(Dataset excerpts)
* * * * *

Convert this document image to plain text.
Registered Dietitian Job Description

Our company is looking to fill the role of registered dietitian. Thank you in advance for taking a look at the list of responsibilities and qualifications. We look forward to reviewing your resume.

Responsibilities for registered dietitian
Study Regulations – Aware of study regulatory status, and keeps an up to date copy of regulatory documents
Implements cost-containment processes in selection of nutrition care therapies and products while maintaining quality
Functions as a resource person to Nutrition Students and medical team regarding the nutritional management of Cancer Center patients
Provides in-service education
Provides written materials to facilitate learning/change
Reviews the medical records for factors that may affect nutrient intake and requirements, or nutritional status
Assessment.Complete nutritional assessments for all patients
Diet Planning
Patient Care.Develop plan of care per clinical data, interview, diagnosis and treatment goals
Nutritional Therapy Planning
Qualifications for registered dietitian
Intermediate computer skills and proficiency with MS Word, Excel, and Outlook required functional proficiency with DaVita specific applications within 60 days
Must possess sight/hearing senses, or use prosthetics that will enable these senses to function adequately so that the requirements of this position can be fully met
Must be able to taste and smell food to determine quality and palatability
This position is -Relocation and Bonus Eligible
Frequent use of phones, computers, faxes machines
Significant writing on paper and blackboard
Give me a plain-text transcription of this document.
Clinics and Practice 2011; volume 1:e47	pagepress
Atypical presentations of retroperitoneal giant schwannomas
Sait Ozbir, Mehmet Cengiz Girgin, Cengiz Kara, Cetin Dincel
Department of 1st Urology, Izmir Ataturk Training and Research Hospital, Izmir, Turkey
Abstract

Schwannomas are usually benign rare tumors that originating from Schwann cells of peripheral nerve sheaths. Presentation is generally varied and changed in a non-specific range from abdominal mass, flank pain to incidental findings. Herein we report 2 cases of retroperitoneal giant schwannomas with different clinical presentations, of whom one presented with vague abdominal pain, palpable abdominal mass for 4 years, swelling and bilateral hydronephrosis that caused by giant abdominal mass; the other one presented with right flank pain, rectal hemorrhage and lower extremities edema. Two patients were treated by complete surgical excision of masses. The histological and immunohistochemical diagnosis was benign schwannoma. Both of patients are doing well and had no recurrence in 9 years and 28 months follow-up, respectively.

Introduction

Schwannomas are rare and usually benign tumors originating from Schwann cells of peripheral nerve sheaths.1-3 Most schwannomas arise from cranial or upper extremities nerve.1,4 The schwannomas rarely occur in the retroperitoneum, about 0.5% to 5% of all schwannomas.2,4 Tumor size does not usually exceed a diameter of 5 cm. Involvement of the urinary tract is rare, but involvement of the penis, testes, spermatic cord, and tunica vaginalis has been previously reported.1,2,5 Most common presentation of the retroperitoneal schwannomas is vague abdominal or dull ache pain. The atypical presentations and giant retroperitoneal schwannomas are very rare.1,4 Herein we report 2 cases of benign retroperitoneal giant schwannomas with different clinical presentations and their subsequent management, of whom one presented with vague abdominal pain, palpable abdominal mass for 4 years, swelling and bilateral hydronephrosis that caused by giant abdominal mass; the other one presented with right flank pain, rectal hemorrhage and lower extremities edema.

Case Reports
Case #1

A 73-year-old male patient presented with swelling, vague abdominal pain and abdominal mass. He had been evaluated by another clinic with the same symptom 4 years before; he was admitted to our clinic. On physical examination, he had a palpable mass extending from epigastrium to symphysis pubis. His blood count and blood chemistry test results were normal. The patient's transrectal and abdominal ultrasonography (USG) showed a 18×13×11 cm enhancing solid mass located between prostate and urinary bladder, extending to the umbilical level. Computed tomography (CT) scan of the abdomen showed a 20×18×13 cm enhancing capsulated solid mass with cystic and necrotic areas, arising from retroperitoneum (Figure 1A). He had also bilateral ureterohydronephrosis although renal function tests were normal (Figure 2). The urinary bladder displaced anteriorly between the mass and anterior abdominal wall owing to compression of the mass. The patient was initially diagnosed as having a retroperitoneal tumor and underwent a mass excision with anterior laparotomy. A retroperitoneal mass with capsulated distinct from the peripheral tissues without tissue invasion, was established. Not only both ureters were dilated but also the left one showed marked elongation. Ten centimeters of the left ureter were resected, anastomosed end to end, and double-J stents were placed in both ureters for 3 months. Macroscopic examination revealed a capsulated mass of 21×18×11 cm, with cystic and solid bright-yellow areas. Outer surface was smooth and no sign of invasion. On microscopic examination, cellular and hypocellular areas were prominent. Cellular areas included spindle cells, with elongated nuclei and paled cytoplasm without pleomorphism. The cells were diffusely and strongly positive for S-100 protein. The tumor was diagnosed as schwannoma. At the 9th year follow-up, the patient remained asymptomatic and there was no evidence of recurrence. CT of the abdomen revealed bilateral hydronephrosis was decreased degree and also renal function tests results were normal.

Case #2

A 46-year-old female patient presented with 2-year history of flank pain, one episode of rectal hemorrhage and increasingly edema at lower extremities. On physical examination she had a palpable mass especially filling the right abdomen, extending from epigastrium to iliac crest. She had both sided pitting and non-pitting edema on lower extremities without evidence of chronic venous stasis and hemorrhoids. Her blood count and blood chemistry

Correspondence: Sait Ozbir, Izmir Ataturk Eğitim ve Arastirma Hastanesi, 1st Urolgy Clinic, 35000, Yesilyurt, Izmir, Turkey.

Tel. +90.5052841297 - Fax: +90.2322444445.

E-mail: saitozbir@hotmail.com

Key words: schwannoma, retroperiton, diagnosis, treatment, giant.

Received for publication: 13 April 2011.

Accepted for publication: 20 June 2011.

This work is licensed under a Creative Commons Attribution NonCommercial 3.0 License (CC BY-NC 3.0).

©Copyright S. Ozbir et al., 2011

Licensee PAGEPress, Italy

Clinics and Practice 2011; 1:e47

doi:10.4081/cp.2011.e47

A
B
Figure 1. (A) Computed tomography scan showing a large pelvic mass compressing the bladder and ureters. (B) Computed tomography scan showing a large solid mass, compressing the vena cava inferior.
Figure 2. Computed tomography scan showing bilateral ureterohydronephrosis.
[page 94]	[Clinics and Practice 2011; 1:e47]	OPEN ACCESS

* * * * *

- About this task -
Each of the entries above should be written out again exactly.

- Completed task -
Convert this document image to plain text.
Registered Dietitian Job Description

Our company is looking to fill the role of registered dietitian. Thank you in advance for taking a look at the list of responsibilities and qualifications. We look forward to reviewing your resume.

Responsibilities for registered dietitian
Study Regulations – Aware of study regulatory status, and keeps an up to date copy of regulatory documents
Implements cost-containment processes in selection of nutrition care therapies and products while maintaining quality
Functions as a resource person to Nutrition Students and medical team regarding the nutritional management of Cancer Center patients
Provides in-service education
Provides written materials to facilitate learning/change
Reviews the medical records for factors that may affect nutrient intake and requirements, or nutritional status
Assessment.Complete nutritional assessments for all patients
Diet Planning
Patient Care.Develop plan of care per clinical data, interview, diagnosis and treatment goals
Nutritional Therapy Planning
Qualifications for registered dietitian
Intermediate computer skills and proficiency with MS Word, Excel, and Outlook required functional proficiency with DaVita specific applications within 60 days
Must possess sight/hearing senses, or use prosthetics that will enable these senses to function adequately so that the requirements of this position can be fully met
Must be able to taste and smell food to determine quality and palatability
This position is -Relocation and Bonus Eligible
Frequent use of phones, computers, faxes machines
Significant writing on paper and blackboard
Give me a plain-text transcription of this document.
Clinics and Practice 2011; volume 1:e47	pagepress
Atypical presentations of retroperitoneal giant schwannomas
Sait Ozbir, Mehmet Cengiz Girgin, Cengiz Kara, Cetin Dincel
Department of 1st Urology, Izmir Ataturk Training and Research Hospital, Izmir, Turkey
Abstract

Schwannomas are usually benign rare tumors that originating from Schwann cells of peripheral nerve sheaths. Presentation is generally varied and changed in a non-specific range from abdominal mass, flank pain to incidental findings. Herein we report 2 cases of retroperitoneal giant schwannomas with different clinical presentations, of whom one presented with vague abdominal pain, palpable abdominal mass for 4 years, swelling and bilateral hydronephrosis that caused by giant abdominal mass; the other one presented with right flank pain, rectal hemorrhage and lower extremities edema. Two patients were treated by complete surgical excision of masses. The histological and immunohistochemical diagnosis was benign schwannoma. Both of patients are doing well and had no recurrence in 9 years and 28 months follow-up, respectively.

Introduction

Schwannomas are rare and usually benign tumors originating from Schwann cells of peripheral nerve sheaths.1-3 Most schwannomas arise from cranial or upper extremities nerve.1,4 The schwannomas rarely occur in the retroperitoneum, about 0.5% to 5% of all schwannomas.2,4 Tumor size does not usually exceed a diameter of 5 cm. Involvement of the urinary tract is rare, but involvement of the penis, testes, spermatic cord, and tunica vaginalis has been previously reported.1,2,5 Most common presentation of the retroperitoneal schwannomas is vague abdominal or dull ache pain. The atypical presentations and giant retroperitoneal schwannomas are very rare.1,4 Herein we report 2 cases of benign retroperitoneal giant schwannomas with different clinical presentations and their subsequent management, of whom one presented with vague abdominal pain, palpable abdominal mass for 4 years, swelling and bilateral hydronephrosis that caused by giant abdominal mass; the other one presented with right flank pain, rectal hemorrhage and lower extremities edema.

Case Reports
Case #1

A 73-year-old male patient presented with swelling, vague abdominal pain and abdominal mass. He had been evaluated by another clinic with the same symptom 4 years before; he was admitted to our clinic. On physical examination, he had a palpable mass extending from epigastrium to symphysis pubis. His blood count and blood chemistry test results were normal. The patient's transrectal and abdominal ultrasonography (USG) showed a 18×13×11 cm enhancing solid mass located between prostate and urinary bladder, extending to the umbilical level. Computed tomography (CT) scan of the abdomen showed a 20×18×13 cm enhancing capsulated solid mass with cystic and necrotic areas, arising from retroperitoneum (Figure 1A). He had also bilateral ureterohydronephrosis although renal function tests were normal (Figure 2). The urinary bladder displaced anteriorly between the mass and anterior abdominal wall owing to compression of the mass. The patient was initially diagnosed as having a retroperitoneal tumor and underwent a mass excision with anterior laparotomy. A retroperitoneal mass with capsulated distinct from the peripheral tissues without tissue invasion, was established. Not only both ureters were dilated but also the left one showed marked elongation. Ten centimeters of the left ureter were resected, anastomosed end to end, and double-J stents were placed in both ureters for 3 months. Macroscopic examination revealed a capsulated mass of 21×18×11 cm, with cystic and solid bright-yellow areas. Outer surface was smooth and no sign of invasion. On microscopic examination, cellular and hypocellular areas were prominent. Cellular areas included spindle cells, with elongated nuclei and paled cytoplasm without pleomorphism. The cells were diffusely and strongly positive for S-100 protein. The tumor was diagnosed as schwannoma. At the 9th year follow-up, the patient remained asymptomatic and there was no evidence of recurrence. CT of the abdomen revealed bilateral hydronephrosis was decreased degree and also renal function tests results were normal.

Case #2

A 46-year-old female patient presented with 2-year history of flank pain, one episode of rectal hemorrhage and increasingly edema at lower extremities. On physical examination she had a palpable mass especially filling the right abdomen, extending from epigastrium to iliac crest. She had both sided pitting and non-pitting edema on lower extremities without evidence of chronic venous stasis and hemorrhoids. Her blood count and blood chemistry

Correspondence: Sait Ozbir, Izmir Ataturk Eğitim ve Arastirma Hastanesi, 1st Urolgy Clinic, 35000, Yesilyurt, Izmir, Turkey.

Tel. +90.5052841297 - Fax: +90.2322444445.

E-mail: saitozbir@hotmail.com

Key words: schwannoma, retroperiton, diagnosis, treatment, giant.

Received for publication: 13 April 2011.

Accepted for publication: 20 June 2011.

This work is licensed under a Creative Commons Attribution NonCommercial 3.0 License (CC BY-NC 3.0).

©Copyright S. Ozbir et al., 2011

Licensee PAGEPress, Italy

Clinics and Practice 2011; 1:e47

doi:10.4081/cp.2011.e47

A
B
Figure 1. (A) Computed tomography scan showing a large pelvic mass compressing the bladder and ureters. (B) Computed tomography scan showing a large solid mass, compressing the vena cava inferior.
Figure 2. Computed tomography scan showing bilateral ureterohydronephrosis.
[page 94]	[Clinics and Practice 2011; 1:e47]	OPEN ACCESS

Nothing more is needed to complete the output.